▸ Available data:

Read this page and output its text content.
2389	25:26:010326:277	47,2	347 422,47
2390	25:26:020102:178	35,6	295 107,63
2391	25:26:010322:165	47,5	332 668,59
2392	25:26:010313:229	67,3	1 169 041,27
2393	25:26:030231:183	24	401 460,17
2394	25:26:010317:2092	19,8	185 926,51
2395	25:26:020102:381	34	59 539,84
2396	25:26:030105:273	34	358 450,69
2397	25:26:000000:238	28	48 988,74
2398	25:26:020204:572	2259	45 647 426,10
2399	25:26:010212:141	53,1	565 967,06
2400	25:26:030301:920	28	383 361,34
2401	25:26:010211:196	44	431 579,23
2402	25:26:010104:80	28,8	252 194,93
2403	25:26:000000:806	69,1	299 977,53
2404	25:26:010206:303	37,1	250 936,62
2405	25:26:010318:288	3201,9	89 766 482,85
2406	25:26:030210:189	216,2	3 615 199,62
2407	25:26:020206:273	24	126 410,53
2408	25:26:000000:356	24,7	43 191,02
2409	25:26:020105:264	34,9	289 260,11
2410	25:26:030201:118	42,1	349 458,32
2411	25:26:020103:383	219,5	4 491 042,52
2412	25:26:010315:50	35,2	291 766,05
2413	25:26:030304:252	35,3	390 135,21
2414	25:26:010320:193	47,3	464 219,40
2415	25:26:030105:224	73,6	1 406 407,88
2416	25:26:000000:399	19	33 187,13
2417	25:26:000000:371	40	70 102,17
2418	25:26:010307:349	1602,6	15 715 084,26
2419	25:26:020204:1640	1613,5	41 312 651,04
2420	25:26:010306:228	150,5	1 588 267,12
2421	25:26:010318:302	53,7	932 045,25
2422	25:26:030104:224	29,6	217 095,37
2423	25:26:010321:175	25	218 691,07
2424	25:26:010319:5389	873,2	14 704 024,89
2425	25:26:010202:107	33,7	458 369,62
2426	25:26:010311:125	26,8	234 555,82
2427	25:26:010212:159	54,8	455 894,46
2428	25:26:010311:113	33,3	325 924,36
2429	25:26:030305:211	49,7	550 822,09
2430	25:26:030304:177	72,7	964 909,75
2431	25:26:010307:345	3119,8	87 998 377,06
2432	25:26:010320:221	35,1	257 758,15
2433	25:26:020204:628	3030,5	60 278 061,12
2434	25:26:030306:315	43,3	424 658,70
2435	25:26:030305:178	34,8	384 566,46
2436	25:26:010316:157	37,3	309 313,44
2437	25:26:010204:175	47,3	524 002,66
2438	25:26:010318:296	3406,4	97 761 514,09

▸ Job:
Reproduce each record shown above without altering a single word.

▸ Output of the task:
Read this page and output its text content.
2389	25:26:010326:277	47,2	347 422,47
2390	25:26:020102:178	35,6	295 107,63
2391	25:26:010322:165	47,5	332 668,59
2392	25:26:010313:229	67,3	1 169 041,27
2393	25:26:030231:183	24	401 460,17
2394	25:26:010317:2092	19,8	185 926,51
2395	25:26:020102:381	34	59 539,84
2396	25:26:030105:273	34	358 450,69
2397	25:26:000000:238	28	48 988,74
2398	25:26:020204:572	2259	45 647 426,10
2399	25:26:010212:141	53,1	565 967,06
2400	25:26:030301:920	28	383 361,34
2401	25:26:010211:196	44	431 579,23
2402	25:26:010104:80	28,8	252 194,93
2403	25:26:000000:806	69,1	299 977,53
2404	25:26:010206:303	37,1	250 936,62
2405	25:26:010318:288	3201,9	89 766 482,85
2406	25:26:030210:189	216,2	3 615 199,62
2407	25:26:020206:273	24	126 410,53
2408	25:26:000000:356	24,7	43 191,02
2409	25:26:020105:264	34,9	289 260,11
2410	25:26:030201:118	42,1	349 458,32
2411	25:26:020103:383	219,5	4 491 042,52
2412	25:26:010315:50	35,2	291 766,05
2413	25:26:030304:252	35,3	390 135,21
2414	25:26:010320:193	47,3	464 219,40
2415	25:26:030105:224	73,6	1 406 407,88
2416	25:26:000000:399	19	33 187,13
2417	25:26:000000:371	40	70 102,17
2418	25:26:010307:349	1602,6	15 715 084,26
2419	25:26:020204:1640	1613,5	41 312 651,04
2420	25:26:010306:228	150,5	1 588 267,12
2421	25:26:010318:302	53,7	932 045,25
2422	25:26:030104:224	29,6	217 095,37
2423	25:26:010321:175	25	218 691,07
2424	25:26:010319:5389	873,2	14 704 024,89
2425	25:26:010202:107	33,7	458 369,62
2426	25:26:010311:125	26,8	234 555,82
2427	25:26:010212:159	54,8	455 894,46
2428	25:26:010311:113	33,3	325 924,36
2429	25:26:030305:211	49,7	550 822,09
2430	25:26:030304:177	72,7	964 909,75
2431	25:26:010307:345	3119,8	87 998 377,06
2432	25:26:010320:221	35,1	257 758,15
2433	25:26:020204:628	3030,5	60 278 061,12
2434	25:26:030306:315	43,3	424 658,70
2435	25:26:030305:178	34,8	384 566,46
2436	25:26:010316:157	37,3	309 313,44
2437	25:26:010204:175	47,3	524 002,66
2438	25:26:010318:296	3406,4	97 761 514,09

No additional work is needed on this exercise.